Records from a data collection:
======

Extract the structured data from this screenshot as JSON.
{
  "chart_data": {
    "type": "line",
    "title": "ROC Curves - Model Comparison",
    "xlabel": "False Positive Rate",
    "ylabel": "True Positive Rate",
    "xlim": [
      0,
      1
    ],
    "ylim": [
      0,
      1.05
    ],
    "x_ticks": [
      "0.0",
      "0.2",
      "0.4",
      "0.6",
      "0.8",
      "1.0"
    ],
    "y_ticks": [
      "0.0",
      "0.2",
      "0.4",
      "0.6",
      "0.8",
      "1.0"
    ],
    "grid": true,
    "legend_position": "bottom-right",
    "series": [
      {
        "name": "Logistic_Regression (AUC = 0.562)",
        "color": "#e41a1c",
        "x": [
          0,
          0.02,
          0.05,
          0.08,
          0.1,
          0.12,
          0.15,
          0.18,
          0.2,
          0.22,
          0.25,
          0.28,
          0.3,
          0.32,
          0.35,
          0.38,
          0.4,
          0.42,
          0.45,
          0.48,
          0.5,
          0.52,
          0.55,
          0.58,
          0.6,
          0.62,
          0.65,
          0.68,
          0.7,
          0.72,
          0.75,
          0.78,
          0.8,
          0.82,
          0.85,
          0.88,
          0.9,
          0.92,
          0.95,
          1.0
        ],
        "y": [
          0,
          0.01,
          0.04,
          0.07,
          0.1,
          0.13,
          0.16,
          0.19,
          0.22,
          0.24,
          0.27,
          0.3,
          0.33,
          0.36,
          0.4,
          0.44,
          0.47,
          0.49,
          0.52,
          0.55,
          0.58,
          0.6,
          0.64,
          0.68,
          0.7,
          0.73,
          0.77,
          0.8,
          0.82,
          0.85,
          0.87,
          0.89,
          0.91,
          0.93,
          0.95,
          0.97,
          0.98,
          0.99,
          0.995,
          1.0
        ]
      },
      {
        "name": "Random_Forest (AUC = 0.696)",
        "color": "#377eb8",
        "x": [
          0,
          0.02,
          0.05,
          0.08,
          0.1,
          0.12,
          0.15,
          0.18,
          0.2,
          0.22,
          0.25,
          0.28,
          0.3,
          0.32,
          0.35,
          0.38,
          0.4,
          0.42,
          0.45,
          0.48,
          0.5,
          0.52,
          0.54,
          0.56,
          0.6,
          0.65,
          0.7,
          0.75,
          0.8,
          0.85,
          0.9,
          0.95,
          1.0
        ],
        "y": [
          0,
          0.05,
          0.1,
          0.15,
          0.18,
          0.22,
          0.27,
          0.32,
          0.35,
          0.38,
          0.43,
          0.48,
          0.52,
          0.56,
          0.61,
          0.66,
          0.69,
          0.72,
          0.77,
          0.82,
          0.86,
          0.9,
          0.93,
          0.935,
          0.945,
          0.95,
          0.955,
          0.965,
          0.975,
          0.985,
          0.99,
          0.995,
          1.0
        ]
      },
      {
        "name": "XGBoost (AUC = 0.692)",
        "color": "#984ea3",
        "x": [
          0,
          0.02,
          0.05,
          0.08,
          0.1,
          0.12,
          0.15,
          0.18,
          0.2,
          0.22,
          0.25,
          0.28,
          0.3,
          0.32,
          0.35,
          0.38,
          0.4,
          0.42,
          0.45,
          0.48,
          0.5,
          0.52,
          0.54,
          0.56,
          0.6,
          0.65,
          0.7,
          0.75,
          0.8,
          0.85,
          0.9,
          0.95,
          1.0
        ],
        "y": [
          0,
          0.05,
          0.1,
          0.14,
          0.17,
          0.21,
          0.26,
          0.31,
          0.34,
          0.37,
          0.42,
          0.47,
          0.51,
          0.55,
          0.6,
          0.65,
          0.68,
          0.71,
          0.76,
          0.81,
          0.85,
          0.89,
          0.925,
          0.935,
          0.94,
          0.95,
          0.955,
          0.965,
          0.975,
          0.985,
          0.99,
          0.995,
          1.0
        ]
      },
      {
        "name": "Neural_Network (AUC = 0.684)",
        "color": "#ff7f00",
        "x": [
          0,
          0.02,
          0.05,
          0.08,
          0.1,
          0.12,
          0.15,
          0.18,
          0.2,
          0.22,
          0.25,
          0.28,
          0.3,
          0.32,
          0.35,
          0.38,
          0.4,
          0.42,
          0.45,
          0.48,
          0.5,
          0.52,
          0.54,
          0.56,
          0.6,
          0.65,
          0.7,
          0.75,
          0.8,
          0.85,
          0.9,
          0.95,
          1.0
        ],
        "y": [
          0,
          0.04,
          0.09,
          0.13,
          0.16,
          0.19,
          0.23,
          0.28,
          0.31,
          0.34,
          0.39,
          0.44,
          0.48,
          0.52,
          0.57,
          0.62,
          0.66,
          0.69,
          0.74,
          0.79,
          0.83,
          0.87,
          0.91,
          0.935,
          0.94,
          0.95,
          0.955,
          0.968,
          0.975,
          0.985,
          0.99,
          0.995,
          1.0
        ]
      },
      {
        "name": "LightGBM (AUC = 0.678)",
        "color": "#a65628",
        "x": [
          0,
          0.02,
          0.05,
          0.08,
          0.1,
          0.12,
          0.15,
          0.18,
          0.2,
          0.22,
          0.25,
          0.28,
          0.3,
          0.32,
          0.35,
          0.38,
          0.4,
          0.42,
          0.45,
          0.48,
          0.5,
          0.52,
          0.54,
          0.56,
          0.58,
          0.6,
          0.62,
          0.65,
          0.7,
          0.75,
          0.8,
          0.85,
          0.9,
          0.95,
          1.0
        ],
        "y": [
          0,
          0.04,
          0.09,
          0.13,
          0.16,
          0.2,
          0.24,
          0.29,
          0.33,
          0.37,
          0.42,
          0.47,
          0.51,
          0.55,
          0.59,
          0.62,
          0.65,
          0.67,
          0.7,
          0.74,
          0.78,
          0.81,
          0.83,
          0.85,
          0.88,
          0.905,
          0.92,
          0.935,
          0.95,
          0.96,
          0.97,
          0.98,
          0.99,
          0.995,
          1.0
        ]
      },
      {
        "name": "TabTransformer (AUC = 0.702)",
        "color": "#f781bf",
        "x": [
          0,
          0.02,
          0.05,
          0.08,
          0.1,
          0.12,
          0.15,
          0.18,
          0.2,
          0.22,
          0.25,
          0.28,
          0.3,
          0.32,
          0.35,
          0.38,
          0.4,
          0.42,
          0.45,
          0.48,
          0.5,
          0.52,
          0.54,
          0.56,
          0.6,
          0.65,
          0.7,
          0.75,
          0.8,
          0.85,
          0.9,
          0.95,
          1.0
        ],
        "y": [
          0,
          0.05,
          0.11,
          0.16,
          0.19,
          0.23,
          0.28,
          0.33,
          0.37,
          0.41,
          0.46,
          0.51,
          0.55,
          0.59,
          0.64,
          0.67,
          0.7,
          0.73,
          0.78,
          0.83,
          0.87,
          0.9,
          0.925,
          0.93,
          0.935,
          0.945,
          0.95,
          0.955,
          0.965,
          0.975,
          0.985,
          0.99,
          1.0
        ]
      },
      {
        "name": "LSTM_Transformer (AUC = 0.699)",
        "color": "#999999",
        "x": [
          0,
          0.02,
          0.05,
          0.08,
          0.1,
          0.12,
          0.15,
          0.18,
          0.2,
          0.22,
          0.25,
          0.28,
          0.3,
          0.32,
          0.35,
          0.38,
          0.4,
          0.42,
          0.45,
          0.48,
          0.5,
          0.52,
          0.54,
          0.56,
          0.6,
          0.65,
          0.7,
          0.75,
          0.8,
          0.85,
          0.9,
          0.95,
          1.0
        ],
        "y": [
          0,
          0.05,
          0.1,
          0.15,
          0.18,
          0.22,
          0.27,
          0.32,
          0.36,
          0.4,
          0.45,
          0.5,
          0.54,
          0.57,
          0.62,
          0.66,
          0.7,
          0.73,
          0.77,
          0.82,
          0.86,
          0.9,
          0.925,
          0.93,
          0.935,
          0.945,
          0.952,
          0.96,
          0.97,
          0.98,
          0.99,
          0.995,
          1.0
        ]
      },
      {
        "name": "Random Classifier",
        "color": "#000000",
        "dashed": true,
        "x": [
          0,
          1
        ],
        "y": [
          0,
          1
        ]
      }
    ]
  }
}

======

(STATED PROBLEM) Check each line above for the word "Rate" and copy the ones that have it.

(SOLUTION TO THE PROBLEM)
    "xlabel": "False Positive Rate",
    "ylabel": "True Positive Rate",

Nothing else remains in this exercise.